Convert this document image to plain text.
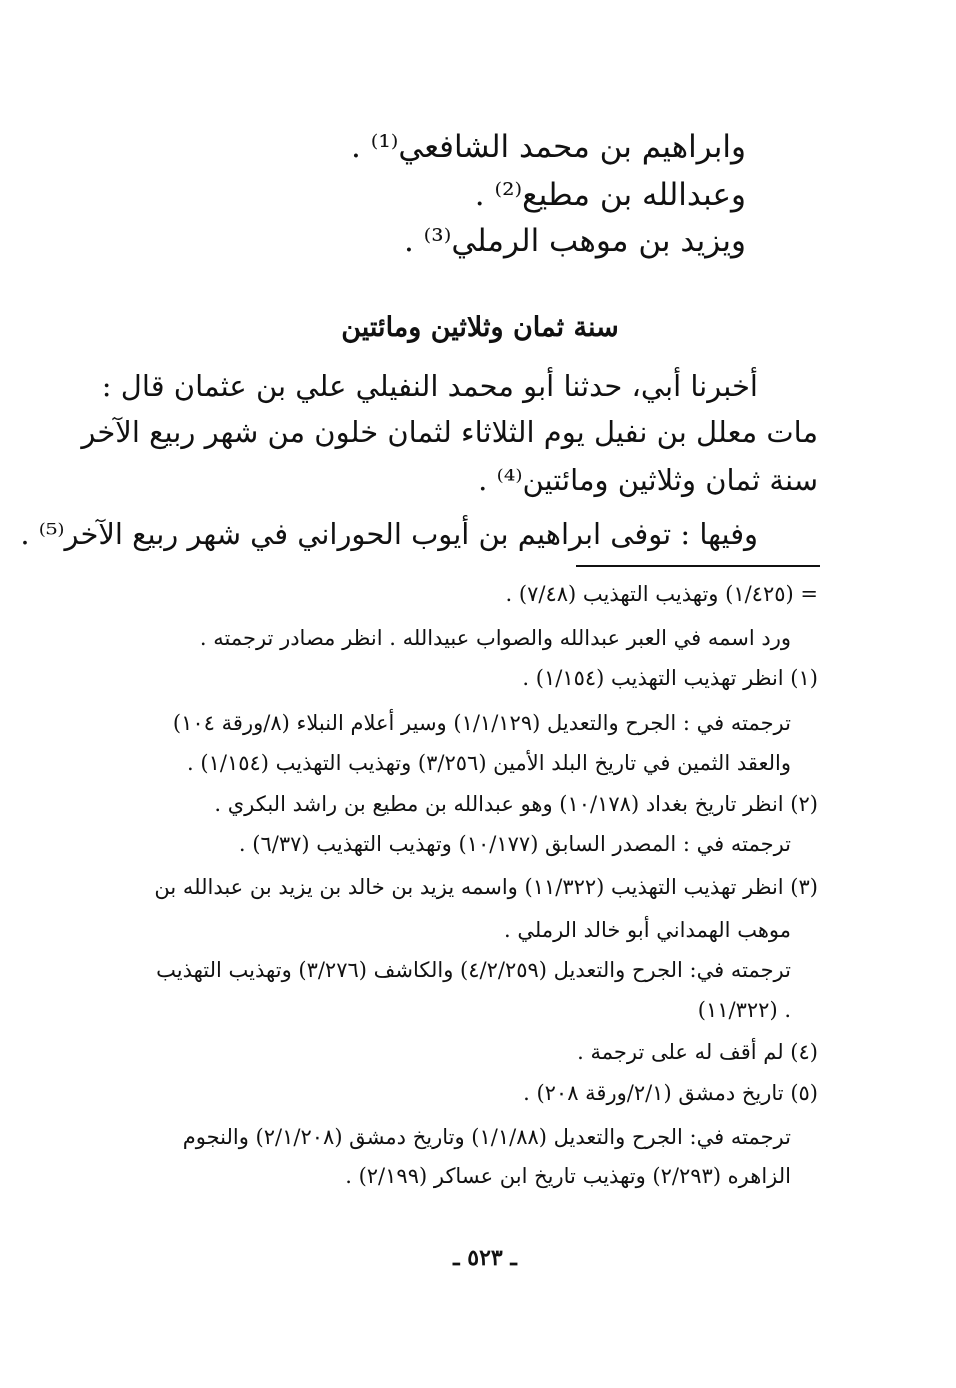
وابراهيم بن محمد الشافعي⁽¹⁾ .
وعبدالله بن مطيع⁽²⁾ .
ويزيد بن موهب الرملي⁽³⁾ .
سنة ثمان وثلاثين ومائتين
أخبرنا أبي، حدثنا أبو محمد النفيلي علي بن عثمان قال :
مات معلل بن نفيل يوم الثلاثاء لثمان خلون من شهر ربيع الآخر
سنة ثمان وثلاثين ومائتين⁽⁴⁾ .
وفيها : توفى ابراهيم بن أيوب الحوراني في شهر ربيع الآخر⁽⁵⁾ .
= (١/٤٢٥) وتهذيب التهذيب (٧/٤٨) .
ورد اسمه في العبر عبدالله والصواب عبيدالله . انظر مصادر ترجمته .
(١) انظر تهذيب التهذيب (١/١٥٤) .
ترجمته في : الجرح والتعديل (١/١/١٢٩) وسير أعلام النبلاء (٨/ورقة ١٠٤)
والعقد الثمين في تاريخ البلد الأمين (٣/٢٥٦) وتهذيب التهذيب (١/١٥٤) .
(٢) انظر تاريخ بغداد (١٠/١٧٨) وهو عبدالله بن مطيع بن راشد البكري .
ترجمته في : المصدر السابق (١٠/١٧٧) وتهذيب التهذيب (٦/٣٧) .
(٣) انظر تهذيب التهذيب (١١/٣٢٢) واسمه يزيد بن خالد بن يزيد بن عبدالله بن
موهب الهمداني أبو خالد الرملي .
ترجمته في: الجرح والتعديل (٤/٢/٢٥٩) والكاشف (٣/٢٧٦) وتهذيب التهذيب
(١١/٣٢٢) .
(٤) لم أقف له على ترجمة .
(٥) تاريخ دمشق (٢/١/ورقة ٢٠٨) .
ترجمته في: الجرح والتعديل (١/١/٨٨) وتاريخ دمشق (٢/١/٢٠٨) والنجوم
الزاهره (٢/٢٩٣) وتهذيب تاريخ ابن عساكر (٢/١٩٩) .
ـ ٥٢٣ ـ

..........

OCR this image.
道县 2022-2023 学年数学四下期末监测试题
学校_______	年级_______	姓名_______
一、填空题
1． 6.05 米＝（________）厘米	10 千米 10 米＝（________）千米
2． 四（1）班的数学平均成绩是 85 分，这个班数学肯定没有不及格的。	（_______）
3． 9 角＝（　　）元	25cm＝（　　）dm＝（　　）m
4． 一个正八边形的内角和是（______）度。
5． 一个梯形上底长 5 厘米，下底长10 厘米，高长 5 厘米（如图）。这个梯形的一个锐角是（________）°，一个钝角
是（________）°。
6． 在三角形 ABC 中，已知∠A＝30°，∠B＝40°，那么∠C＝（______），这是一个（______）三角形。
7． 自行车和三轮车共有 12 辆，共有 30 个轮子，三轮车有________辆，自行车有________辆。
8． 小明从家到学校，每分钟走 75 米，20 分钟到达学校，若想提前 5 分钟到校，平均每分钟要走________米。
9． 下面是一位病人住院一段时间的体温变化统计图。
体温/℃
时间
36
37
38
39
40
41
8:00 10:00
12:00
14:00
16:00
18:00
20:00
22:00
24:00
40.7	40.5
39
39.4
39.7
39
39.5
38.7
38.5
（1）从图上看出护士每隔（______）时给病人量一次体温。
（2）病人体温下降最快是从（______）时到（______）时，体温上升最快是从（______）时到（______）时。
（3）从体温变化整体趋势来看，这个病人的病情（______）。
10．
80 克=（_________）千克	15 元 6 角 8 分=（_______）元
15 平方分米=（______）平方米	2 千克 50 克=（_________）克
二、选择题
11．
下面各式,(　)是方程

..........

Identify which lines contain the word "وتهذيب" and copy each one.

= (١/٤٢٥) وتهذيب التهذيب (٧/٤٨) .
والعقد الثمين في تاريخ البلد الأمين (٣/٢٥٦) وتهذيب التهذيب (١/١٥٤) .
ترجمته في : المصدر السابق (١٠/١٧٧) وتهذيب التهذيب (٦/٣٧) .
ترجمته في: الجرح والتعديل (٤/٢/٢٥٩) والكاشف (٣/٢٧٦) وتهذيب التهذيب
الزاهره (٢/٢٩٣) وتهذيب تاريخ ابن عساكر (٢/١٩٩) .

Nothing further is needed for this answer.